- Dataset records -
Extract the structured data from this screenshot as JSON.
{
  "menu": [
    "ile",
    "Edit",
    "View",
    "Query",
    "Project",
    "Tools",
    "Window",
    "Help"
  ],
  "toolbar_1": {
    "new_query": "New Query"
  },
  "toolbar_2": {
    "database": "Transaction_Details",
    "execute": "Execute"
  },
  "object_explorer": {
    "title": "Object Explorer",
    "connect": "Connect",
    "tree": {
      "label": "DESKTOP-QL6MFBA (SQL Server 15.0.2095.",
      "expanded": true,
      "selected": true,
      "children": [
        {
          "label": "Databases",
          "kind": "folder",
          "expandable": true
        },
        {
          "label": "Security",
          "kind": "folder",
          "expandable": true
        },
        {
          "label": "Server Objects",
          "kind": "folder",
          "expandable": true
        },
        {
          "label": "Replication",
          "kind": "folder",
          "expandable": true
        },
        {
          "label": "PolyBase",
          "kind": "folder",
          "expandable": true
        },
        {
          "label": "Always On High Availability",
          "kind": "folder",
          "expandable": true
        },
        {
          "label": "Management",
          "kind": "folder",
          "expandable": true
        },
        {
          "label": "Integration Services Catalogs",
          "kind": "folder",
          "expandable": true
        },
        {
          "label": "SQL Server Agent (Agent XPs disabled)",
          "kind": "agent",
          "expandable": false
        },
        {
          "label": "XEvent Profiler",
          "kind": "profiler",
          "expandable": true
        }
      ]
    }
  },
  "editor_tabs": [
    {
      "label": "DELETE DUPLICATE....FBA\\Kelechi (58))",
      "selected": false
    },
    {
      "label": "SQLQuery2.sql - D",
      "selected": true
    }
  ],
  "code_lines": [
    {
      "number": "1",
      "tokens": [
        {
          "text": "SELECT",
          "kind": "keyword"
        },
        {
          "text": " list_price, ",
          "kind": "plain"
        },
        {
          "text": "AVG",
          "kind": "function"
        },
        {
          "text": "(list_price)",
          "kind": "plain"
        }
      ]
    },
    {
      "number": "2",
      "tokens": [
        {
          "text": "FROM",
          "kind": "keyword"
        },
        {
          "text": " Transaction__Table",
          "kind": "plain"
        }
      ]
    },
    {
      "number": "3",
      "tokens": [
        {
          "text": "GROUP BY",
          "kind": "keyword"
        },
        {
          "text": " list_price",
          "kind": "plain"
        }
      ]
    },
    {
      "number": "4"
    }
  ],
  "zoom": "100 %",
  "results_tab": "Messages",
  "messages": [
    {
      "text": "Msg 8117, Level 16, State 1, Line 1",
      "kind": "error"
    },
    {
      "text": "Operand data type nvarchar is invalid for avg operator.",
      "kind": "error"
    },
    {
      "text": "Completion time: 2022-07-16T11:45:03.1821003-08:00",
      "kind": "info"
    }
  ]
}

- WHAT THIS TASK INVOLVES -
Output all of the data above without any alteration.

- EXERCISE RESPONSE -
Extract the structured data from this screenshot as JSON.
{
  "menu": [
    "ile",
    "Edit",
    "View",
    "Query",
    "Project",
    "Tools",
    "Window",
    "Help"
  ],
  "toolbar_1": {
    "new_query": "New Query"
  },
  "toolbar_2": {
    "database": "Transaction_Details",
    "execute": "Execute"
  },
  "object_explorer": {
    "title": "Object Explorer",
    "connect": "Connect",
    "tree": {
      "label": "DESKTOP-QL6MFBA (SQL Server 15.0.2095.",
      "expanded": true,
      "selected": true,
      "children": [
        {
          "label": "Databases",
          "kind": "folder",
          "expandable": true
        },
        {
          "label": "Security",
          "kind": "folder",
          "expandable": true
        },
        {
          "label": "Server Objects",
          "kind": "folder",
          "expandable": true
        },
        {
          "label": "Replication",
          "kind": "folder",
          "expandable": true
        },
        {
          "label": "PolyBase",
          "kind": "folder",
          "expandable": true
        },
        {
          "label": "Always On High Availability",
          "kind": "folder",
          "expandable": true
        },
        {
          "label": "Management",
          "kind": "folder",
          "expandable": true
        },
        {
          "label": "Integration Services Catalogs",
          "kind": "folder",
          "expandable": true
        },
        {
          "label": "SQL Server Agent (Agent XPs disabled)",
          "kind": "agent",
          "expandable": false
        },
        {
          "label": "XEvent Profiler",
          "kind": "profiler",
          "expandable": true
        }
      ]
    }
  },
  "editor_tabs": [
    {
      "label": "DELETE DUPLICATE....FBA\\Kelechi (58))",
      "selected": false
    },
    {
      "label": "SQLQuery2.sql - D",
      "selected": true
    }
  ],
  "code_lines": [
    {
      "number": "1",
      "tokens": [
        {
          "text": "SELECT",
          "kind": "keyword"
        },
        {
          "text": " list_price, ",
          "kind": "plain"
        },
        {
          "text": "AVG",
          "kind": "function"
        },
        {
          "text": "(list_price)",
          "kind": "plain"
        }
      ]
    },
    {
      "number": "2",
      "tokens": [
        {
          "text": "FROM",
          "kind": "keyword"
        },
        {
          "text": " Transaction__Table",
          "kind": "plain"
        }
      ]
    },
    {
      "number": "3",
      "tokens": [
        {
          "text": "GROUP BY",
          "kind": "keyword"
        },
        {
          "text": " list_price",
          "kind": "plain"
        }
      ]
    },
    {
      "number": "4"
    }
  ],
  "zoom": "100 %",
  "results_tab": "Messages",
  "messages": [
    {
      "text": "Msg 8117, Level 16, State 1, Line 1",
      "kind": "error"
    },
    {
      "text": "Operand data type nvarchar is invalid for avg operator.",
      "kind": "error"
    },
    {
      "text": "Completion time: 2022-07-16T11:45:03.1821003-08:00",
      "kind": "info"
    }
  ]
}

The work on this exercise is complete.